◆ **Written problem**
In the data that follows, count each line holding the string "tương"; answer with the number only.
[Begin Recorded information]
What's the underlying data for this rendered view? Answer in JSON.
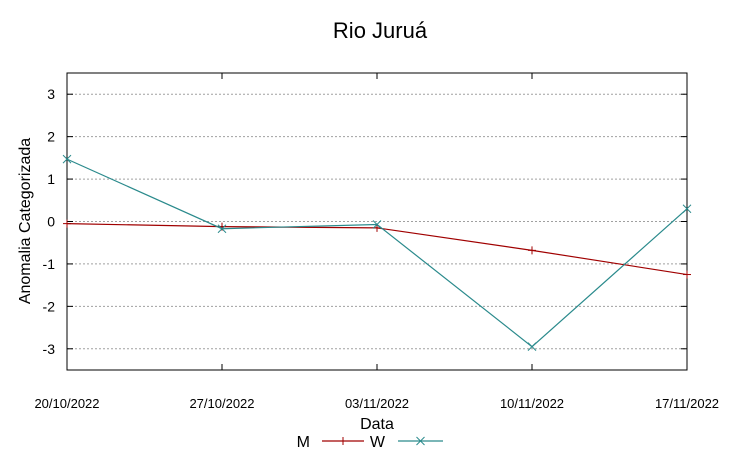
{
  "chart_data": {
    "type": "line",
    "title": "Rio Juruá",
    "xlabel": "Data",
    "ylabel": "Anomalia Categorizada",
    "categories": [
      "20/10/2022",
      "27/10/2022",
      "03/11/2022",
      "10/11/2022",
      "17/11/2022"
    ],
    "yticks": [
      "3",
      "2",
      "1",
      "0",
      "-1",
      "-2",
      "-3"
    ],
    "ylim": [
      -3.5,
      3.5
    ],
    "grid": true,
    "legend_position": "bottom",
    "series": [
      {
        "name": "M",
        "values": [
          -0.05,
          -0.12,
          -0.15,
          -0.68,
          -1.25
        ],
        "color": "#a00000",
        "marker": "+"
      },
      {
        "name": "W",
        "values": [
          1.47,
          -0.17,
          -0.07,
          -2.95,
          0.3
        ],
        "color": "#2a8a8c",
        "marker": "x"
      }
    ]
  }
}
[End Recorded information]
[Begin Recorded information]
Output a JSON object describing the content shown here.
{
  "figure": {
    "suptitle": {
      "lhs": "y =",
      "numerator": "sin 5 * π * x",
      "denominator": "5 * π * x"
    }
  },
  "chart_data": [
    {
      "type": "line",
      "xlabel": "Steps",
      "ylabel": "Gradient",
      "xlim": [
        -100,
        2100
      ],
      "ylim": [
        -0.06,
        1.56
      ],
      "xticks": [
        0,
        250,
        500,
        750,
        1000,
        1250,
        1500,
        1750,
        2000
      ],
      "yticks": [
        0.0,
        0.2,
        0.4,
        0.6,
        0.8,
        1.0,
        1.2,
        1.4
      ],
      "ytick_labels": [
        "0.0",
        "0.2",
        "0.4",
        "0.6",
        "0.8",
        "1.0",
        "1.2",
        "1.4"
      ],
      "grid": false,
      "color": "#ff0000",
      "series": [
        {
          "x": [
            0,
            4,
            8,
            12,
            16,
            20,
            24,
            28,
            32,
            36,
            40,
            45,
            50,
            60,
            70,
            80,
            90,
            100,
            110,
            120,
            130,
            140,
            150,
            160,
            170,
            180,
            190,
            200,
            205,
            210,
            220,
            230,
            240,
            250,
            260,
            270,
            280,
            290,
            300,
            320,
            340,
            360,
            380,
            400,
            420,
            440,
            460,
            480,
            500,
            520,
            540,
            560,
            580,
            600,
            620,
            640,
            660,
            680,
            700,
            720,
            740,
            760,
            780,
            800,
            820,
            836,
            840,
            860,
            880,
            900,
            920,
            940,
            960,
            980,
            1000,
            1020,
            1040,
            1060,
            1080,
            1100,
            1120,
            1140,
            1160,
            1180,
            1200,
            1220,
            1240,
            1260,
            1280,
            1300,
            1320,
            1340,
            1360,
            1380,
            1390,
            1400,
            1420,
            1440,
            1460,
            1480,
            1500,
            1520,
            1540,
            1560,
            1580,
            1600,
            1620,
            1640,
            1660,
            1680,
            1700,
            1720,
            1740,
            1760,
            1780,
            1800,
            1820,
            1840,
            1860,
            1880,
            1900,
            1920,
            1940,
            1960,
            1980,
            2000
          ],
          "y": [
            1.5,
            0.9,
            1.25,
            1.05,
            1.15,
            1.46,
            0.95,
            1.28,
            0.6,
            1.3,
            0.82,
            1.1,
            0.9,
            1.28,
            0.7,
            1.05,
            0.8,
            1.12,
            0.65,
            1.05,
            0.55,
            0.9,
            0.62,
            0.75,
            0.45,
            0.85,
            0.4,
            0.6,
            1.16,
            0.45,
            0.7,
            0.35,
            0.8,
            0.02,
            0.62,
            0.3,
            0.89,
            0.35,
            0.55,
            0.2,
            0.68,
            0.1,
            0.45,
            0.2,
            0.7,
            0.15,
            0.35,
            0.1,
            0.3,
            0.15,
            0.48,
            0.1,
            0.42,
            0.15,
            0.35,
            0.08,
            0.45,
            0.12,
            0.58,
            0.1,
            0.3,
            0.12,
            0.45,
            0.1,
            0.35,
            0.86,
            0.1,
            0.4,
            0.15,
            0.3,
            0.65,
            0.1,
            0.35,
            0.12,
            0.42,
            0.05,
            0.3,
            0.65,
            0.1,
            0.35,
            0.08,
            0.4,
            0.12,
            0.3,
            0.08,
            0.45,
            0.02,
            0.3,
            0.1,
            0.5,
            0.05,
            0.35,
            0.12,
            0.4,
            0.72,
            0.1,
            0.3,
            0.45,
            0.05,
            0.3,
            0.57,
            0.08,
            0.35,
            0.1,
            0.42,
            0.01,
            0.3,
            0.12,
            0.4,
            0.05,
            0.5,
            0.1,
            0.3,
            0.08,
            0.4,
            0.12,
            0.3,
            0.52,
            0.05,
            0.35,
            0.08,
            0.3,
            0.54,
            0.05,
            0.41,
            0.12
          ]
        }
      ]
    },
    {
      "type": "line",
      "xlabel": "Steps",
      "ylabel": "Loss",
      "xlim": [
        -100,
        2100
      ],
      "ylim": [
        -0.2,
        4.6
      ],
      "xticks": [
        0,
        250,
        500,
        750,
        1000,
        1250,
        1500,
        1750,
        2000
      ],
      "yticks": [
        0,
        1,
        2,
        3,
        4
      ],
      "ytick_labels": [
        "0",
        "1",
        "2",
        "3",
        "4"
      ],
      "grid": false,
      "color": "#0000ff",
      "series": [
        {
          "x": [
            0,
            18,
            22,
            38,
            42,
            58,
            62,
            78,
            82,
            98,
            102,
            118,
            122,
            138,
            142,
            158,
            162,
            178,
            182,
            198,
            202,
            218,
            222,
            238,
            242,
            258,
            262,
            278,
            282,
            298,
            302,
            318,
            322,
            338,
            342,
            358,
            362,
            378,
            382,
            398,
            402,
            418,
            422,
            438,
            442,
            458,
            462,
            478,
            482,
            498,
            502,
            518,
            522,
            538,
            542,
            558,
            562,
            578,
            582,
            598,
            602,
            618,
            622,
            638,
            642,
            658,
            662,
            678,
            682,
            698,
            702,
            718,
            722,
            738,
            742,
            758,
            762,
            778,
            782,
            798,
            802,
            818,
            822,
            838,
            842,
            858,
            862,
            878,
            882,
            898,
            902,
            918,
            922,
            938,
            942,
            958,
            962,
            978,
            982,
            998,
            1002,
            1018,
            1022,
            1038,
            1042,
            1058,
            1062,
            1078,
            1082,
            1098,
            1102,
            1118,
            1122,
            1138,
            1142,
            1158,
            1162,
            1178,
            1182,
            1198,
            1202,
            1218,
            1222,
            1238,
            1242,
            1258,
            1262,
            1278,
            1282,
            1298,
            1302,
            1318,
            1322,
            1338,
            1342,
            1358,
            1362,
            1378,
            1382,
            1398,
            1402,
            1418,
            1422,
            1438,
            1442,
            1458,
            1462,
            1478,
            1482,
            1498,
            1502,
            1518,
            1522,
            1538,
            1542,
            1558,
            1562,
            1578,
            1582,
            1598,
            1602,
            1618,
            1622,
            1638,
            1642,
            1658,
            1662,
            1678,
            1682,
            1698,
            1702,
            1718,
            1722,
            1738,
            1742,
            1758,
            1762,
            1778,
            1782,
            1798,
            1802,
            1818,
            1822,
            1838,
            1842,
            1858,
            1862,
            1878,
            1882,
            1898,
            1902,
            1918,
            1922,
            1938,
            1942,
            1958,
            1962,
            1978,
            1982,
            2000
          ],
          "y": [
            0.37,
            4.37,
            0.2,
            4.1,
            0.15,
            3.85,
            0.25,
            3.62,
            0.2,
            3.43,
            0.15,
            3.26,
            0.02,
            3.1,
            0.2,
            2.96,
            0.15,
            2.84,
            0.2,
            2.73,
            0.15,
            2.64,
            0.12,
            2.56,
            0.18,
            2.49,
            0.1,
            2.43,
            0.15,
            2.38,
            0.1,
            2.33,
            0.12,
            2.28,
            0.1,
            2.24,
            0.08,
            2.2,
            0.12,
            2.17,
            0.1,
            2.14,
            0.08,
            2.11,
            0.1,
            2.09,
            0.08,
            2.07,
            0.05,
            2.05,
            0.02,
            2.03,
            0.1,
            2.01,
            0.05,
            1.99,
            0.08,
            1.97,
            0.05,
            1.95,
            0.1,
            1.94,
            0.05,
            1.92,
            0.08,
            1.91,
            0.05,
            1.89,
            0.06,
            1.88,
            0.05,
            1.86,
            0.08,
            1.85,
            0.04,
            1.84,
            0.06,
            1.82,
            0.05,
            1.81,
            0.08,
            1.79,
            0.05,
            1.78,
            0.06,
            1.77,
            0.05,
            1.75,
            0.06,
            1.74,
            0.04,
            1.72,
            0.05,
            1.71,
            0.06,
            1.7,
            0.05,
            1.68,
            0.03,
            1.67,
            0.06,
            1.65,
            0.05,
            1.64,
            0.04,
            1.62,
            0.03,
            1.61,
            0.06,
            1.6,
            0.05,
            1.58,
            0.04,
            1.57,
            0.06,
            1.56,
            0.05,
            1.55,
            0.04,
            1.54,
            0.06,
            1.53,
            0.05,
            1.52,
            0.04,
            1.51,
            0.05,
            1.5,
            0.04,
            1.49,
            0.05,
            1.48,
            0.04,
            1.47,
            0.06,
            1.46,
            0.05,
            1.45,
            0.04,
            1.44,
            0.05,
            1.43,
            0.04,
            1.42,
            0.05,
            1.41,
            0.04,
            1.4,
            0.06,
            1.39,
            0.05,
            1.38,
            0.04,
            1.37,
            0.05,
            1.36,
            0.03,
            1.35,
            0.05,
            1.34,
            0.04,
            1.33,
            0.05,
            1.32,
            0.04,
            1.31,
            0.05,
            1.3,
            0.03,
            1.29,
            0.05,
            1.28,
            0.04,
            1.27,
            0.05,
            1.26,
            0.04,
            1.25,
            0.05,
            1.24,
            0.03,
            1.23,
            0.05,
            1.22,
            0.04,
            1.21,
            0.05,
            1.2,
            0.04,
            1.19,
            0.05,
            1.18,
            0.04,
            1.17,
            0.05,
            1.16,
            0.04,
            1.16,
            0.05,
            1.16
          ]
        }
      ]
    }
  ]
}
[End Recorded information]
[Begin Recorded information]
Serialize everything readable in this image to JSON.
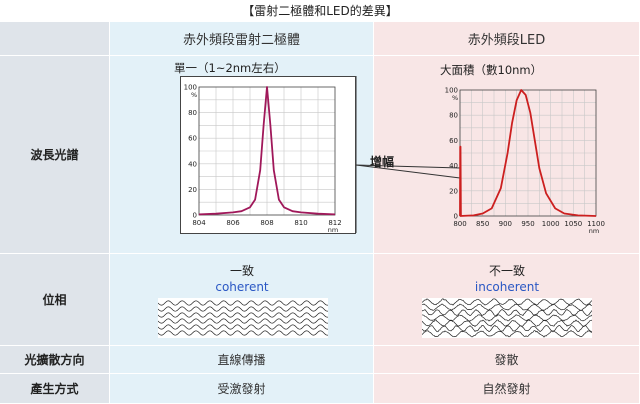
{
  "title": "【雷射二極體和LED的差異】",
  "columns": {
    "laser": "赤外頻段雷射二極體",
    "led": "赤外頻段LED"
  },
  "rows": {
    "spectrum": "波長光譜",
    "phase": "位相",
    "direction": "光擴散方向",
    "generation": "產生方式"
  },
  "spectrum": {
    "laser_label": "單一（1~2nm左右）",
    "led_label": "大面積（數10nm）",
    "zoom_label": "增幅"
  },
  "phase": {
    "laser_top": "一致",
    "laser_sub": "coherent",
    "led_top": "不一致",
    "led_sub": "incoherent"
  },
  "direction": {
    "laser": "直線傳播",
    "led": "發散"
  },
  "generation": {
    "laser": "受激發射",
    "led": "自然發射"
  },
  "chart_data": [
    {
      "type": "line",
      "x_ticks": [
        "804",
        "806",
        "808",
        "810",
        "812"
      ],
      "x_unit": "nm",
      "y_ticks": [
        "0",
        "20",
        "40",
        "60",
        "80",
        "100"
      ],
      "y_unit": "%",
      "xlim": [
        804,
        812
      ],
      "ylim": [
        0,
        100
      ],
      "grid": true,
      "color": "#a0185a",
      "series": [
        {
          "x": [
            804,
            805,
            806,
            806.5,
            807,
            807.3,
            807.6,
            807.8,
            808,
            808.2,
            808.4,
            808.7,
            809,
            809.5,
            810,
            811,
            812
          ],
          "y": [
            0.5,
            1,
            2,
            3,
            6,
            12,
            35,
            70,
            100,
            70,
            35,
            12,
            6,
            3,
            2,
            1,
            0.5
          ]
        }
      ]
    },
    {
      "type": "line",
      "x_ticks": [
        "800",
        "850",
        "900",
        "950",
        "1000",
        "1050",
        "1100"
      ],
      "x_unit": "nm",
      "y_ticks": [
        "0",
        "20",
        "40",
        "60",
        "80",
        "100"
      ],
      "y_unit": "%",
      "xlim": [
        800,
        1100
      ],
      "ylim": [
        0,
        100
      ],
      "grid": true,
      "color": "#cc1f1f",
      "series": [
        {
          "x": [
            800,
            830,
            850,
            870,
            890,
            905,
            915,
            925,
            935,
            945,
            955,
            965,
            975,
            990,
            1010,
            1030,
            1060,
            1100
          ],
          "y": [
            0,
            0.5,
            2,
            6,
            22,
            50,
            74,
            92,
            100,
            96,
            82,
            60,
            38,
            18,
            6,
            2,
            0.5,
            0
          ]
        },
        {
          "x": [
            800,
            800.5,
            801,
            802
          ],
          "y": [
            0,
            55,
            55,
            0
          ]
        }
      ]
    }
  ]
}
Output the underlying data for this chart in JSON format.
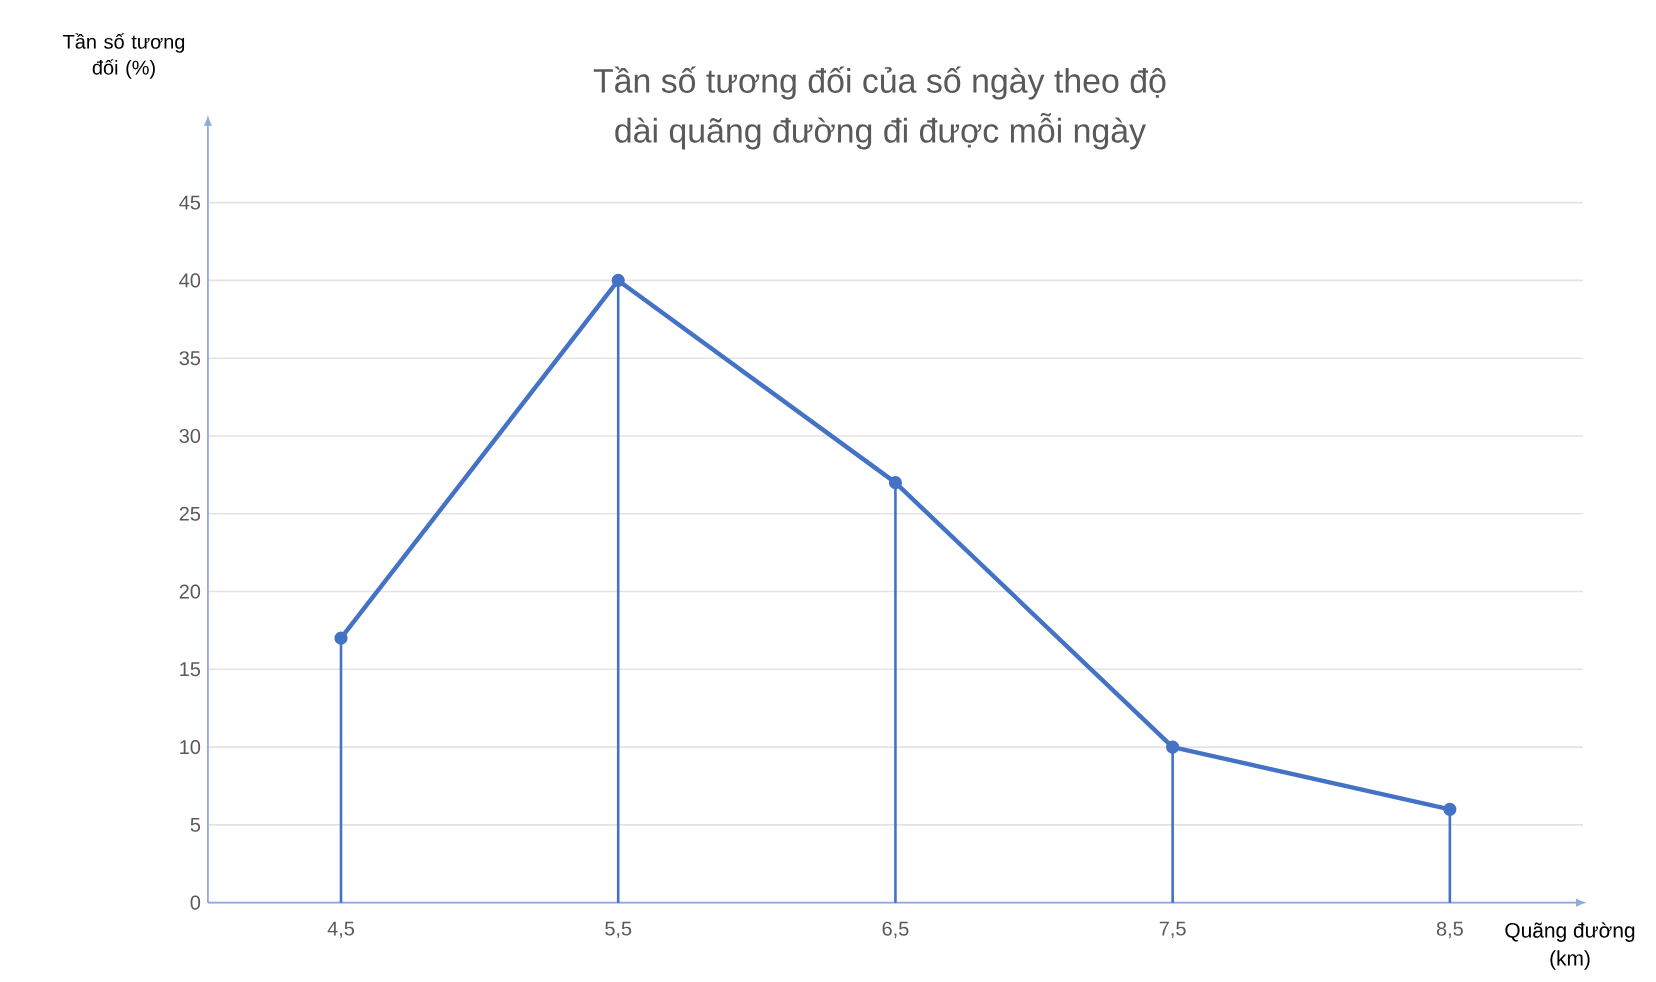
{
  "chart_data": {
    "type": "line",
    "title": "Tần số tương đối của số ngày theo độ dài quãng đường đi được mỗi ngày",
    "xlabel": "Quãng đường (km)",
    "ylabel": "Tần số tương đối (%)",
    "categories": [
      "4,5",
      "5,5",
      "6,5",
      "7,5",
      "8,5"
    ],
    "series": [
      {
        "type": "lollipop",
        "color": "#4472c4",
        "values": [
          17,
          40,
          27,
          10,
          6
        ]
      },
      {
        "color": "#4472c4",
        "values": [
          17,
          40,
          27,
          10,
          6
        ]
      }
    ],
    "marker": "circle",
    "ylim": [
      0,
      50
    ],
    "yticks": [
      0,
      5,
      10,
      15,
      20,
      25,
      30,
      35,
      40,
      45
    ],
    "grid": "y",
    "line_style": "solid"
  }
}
[End Recorded information]
◆ **Reply to the task**
2